** WORK INSTRUCTIONS **
Reproduce the data below line by line, with no changes.

╭─ EXCERPTED DATA

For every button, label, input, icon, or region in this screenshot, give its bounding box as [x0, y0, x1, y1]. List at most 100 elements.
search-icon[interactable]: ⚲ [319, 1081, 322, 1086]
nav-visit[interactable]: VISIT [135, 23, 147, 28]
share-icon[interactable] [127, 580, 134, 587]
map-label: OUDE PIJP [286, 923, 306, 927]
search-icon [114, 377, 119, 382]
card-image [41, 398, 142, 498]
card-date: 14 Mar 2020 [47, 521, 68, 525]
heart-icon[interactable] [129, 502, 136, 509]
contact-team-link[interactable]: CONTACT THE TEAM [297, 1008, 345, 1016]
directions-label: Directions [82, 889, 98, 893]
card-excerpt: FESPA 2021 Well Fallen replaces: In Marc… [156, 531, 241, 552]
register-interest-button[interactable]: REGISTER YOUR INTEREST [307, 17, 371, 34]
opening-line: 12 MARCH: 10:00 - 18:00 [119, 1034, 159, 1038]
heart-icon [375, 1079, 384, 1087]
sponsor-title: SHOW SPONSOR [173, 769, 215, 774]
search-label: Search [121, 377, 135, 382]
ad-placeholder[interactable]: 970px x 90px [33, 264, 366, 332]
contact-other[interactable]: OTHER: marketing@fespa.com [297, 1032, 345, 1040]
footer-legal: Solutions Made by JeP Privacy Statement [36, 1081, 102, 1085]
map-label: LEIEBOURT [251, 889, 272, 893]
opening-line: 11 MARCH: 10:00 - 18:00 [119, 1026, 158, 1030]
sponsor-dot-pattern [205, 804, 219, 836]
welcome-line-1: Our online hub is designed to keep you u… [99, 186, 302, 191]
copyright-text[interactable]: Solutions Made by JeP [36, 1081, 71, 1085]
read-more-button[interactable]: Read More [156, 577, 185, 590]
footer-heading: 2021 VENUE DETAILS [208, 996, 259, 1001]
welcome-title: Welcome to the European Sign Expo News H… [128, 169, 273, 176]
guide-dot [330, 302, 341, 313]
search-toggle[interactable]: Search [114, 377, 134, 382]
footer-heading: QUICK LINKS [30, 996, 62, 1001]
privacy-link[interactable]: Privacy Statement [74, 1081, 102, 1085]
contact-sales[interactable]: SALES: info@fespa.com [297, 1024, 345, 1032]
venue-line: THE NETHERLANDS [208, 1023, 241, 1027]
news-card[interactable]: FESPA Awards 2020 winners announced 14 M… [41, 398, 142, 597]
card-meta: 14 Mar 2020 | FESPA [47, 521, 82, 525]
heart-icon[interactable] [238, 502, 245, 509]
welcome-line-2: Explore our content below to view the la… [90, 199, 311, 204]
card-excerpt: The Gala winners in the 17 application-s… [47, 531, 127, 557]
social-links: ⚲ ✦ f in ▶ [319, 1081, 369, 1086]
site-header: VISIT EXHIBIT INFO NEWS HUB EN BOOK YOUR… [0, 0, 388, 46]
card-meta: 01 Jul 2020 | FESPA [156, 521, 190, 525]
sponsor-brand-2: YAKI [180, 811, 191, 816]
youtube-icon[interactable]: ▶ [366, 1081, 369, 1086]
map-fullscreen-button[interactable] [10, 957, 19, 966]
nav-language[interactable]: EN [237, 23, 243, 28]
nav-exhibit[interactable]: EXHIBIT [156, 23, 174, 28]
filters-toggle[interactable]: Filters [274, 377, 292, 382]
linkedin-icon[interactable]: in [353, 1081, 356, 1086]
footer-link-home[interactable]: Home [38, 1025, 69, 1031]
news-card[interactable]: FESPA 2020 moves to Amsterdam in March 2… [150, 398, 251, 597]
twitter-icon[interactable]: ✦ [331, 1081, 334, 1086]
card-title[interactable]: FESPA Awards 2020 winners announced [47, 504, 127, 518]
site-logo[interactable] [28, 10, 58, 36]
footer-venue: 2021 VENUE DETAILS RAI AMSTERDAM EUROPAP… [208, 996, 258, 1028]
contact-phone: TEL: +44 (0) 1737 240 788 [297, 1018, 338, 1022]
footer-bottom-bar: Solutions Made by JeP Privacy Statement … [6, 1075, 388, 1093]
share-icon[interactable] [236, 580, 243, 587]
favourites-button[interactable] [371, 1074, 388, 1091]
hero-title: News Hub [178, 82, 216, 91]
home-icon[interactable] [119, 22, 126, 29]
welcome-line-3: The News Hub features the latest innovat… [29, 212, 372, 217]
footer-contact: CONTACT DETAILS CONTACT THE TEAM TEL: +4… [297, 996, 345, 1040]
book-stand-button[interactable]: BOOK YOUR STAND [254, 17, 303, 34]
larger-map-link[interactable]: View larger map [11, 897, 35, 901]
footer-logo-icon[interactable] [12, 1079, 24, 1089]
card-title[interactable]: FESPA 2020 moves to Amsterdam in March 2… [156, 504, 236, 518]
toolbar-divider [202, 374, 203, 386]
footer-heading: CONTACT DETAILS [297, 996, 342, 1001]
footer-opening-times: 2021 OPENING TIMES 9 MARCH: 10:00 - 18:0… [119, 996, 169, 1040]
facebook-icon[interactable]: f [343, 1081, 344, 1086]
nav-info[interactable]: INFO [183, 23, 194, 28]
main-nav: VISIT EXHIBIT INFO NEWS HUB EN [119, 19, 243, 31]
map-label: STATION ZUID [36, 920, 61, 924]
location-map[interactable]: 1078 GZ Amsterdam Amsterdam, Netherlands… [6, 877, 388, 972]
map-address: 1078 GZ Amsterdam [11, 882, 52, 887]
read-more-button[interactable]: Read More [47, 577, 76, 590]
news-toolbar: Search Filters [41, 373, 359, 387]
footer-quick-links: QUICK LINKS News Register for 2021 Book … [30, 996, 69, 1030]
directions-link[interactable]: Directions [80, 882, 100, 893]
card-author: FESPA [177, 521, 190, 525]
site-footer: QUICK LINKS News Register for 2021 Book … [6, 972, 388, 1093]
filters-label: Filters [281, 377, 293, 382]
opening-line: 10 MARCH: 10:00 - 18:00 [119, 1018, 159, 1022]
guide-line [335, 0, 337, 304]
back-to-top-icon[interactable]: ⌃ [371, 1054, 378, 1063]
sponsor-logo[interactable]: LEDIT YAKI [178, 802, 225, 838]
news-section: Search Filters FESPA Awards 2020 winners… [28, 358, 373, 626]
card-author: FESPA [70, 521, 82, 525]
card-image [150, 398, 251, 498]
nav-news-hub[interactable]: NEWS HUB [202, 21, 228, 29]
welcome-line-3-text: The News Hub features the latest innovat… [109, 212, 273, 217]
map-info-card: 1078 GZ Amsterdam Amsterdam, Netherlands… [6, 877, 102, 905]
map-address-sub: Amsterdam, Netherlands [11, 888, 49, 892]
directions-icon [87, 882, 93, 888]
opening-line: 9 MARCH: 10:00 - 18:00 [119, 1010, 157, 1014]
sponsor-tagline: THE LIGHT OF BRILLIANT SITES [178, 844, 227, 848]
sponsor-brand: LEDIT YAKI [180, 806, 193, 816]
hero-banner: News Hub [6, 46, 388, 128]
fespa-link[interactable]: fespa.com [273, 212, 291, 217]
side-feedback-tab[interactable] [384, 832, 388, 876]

╰─

** WRITTEN REPLY **
For every button, label, input, icon, or region in this screenshot, give its bounding box as [x0, y0, x1, y1]. List at most 100 elements.
search-icon[interactable]: ⚲ [319, 1081, 322, 1086]
nav-visit[interactable]: VISIT [135, 23, 147, 28]
share-icon[interactable] [127, 580, 134, 587]
map-label: OUDE PIJP [286, 923, 306, 927]
search-icon [114, 377, 119, 382]
card-image [41, 398, 142, 498]
card-date: 14 Mar 2020 [47, 521, 68, 525]
heart-icon[interactable] [129, 502, 136, 509]
contact-team-link[interactable]: CONTACT THE TEAM [297, 1008, 345, 1016]
directions-label: Directions [82, 889, 98, 893]
card-excerpt: FESPA 2021 Well Fallen replaces: In Marc… [156, 531, 241, 552]
register-interest-button[interactable]: REGISTER YOUR INTEREST [307, 17, 371, 34]
opening-line: 12 MARCH: 10:00 - 18:00 [119, 1034, 159, 1038]
heart-icon [375, 1079, 384, 1087]
sponsor-title: SHOW SPONSOR [173, 769, 215, 774]
search-label: Search [121, 377, 135, 382]
ad-placeholder[interactable]: 970px x 90px [33, 264, 366, 332]
contact-other[interactable]: OTHER: marketing@fespa.com [297, 1032, 345, 1040]
footer-legal: Solutions Made by JeP Privacy Statement [36, 1081, 102, 1085]
map-label: LEIEBOURT [251, 889, 272, 893]
opening-line: 11 MARCH: 10:00 - 18:00 [119, 1026, 158, 1030]
sponsor-dot-pattern [205, 804, 219, 836]
welcome-line-1: Our online hub is designed to keep you u… [99, 186, 302, 191]
copyright-text[interactable]: Solutions Made by JeP [36, 1081, 71, 1085]
read-more-button[interactable]: Read More [156, 577, 185, 590]
footer-heading: 2021 VENUE DETAILS [208, 996, 259, 1001]
welcome-title: Welcome to the European Sign Expo News H… [128, 169, 273, 176]
guide-dot [330, 302, 341, 313]
search-toggle[interactable]: Search [114, 377, 134, 382]
footer-heading: QUICK LINKS [30, 996, 62, 1001]
privacy-link[interactable]: Privacy Statement [74, 1081, 102, 1085]
contact-sales[interactable]: SALES: info@fespa.com [297, 1024, 345, 1032]
venue-line: THE NETHERLANDS [208, 1023, 241, 1027]
news-card[interactable]: FESPA Awards 2020 winners announced 14 M… [41, 398, 142, 597]
card-meta: 14 Mar 2020 | FESPA [47, 521, 82, 525]
heart-icon[interactable] [238, 502, 245, 509]
welcome-line-2: Explore our content below to view the la… [90, 199, 311, 204]
card-excerpt: The Gala winners in the 17 application-s… [47, 531, 127, 557]
social-links: ⚲ ✦ f in ▶ [319, 1081, 369, 1086]
site-header: VISIT EXHIBIT INFO NEWS HUB EN BOOK YOUR… [0, 0, 388, 46]
card-meta: 01 Jul 2020 | FESPA [156, 521, 190, 525]
sponsor-brand-2: YAKI [180, 811, 191, 816]
youtube-icon[interactable]: ▶ [366, 1081, 369, 1086]
map-fullscreen-button[interactable] [10, 957, 19, 966]
nav-language[interactable]: EN [237, 23, 243, 28]
nav-exhibit[interactable]: EXHIBIT [156, 23, 174, 28]
filters-toggle[interactable]: Filters [274, 377, 292, 382]
linkedin-icon[interactable]: in [353, 1081, 356, 1086]
footer-link-home[interactable]: Home [38, 1025, 69, 1031]
news-card[interactable]: FESPA 2020 moves to Amsterdam in March 2… [150, 398, 251, 597]
twitter-icon[interactable]: ✦ [331, 1081, 334, 1086]
card-title[interactable]: FESPA Awards 2020 winners announced [47, 504, 127, 518]
site-logo[interactable] [28, 10, 58, 36]
footer-venue: 2021 VENUE DETAILS RAI AMSTERDAM EUROPAP… [208, 996, 258, 1028]
contact-phone: TEL: +44 (0) 1737 240 788 [297, 1018, 338, 1022]
footer-bottom-bar: Solutions Made by JeP Privacy Statement … [6, 1075, 388, 1093]
share-icon[interactable] [236, 580, 243, 587]
favourites-button[interactable] [371, 1074, 388, 1091]
hero-title: News Hub [178, 82, 216, 91]
home-icon[interactable] [119, 22, 126, 29]
welcome-line-3: The News Hub features the latest innovat… [29, 212, 372, 217]
footer-contact: CONTACT DETAILS CONTACT THE TEAM TEL: +4… [297, 996, 345, 1040]
book-stand-button[interactable]: BOOK YOUR STAND [254, 17, 303, 34]
larger-map-link[interactable]: View larger map [11, 897, 35, 901]
footer-logo-icon[interactable] [12, 1079, 24, 1089]
card-title[interactable]: FESPA 2020 moves to Amsterdam in March 2… [156, 504, 236, 518]
toolbar-divider [202, 374, 203, 386]
footer-heading: CONTACT DETAILS [297, 996, 342, 1001]
footer-opening-times: 2021 OPENING TIMES 9 MARCH: 10:00 - 18:0… [119, 996, 169, 1040]
facebook-icon[interactable]: f [343, 1081, 344, 1086]
nav-info[interactable]: INFO [183, 23, 194, 28]
main-nav: VISIT EXHIBIT INFO NEWS HUB EN [119, 19, 243, 31]
map-label: STATION ZUID [36, 920, 61, 924]
location-map[interactable]: 1078 GZ Amsterdam Amsterdam, Netherlands… [6, 877, 388, 972]
map-address: 1078 GZ Amsterdam [11, 882, 52, 887]
read-more-button[interactable]: Read More [47, 577, 76, 590]
news-toolbar: Search Filters [41, 373, 359, 387]
footer-quick-links: QUICK LINKS News Register for 2021 Book … [30, 996, 69, 1030]
directions-link[interactable]: Directions [80, 882, 100, 893]
card-author: FESPA [177, 521, 190, 525]
site-footer: QUICK LINKS News Register for 2021 Book … [6, 972, 388, 1093]
filters-label: Filters [281, 377, 293, 382]
opening-line: 10 MARCH: 10:00 - 18:00 [119, 1018, 159, 1022]
guide-line [335, 0, 337, 304]
back-to-top-icon[interactable]: ⌃ [371, 1054, 378, 1063]
sponsor-logo[interactable]: LEDIT YAKI [178, 802, 225, 838]
news-section: Search Filters FESPA Awards 2020 winners… [28, 358, 373, 626]
card-author: FESPA [70, 521, 82, 525]
card-image [150, 398, 251, 498]
nav-news-hub[interactable]: NEWS HUB [202, 21, 228, 29]
welcome-line-3-text: The News Hub features the latest innovat… [109, 212, 273, 217]
map-info-card: 1078 GZ Amsterdam Amsterdam, Netherlands… [6, 877, 102, 905]
map-address-sub: Amsterdam, Netherlands [11, 888, 49, 892]
directions-icon [87, 882, 93, 888]
opening-line: 9 MARCH: 10:00 - 18:00 [119, 1010, 157, 1014]
sponsor-tagline: THE LIGHT OF BRILLIANT SITES [178, 844, 227, 848]
sponsor-brand: LEDIT YAKI [180, 806, 193, 816]
hero-banner: News Hub [6, 46, 388, 128]
fespa-link[interactable]: fespa.com [273, 212, 291, 217]
side-feedback-tab[interactable] [384, 832, 388, 876]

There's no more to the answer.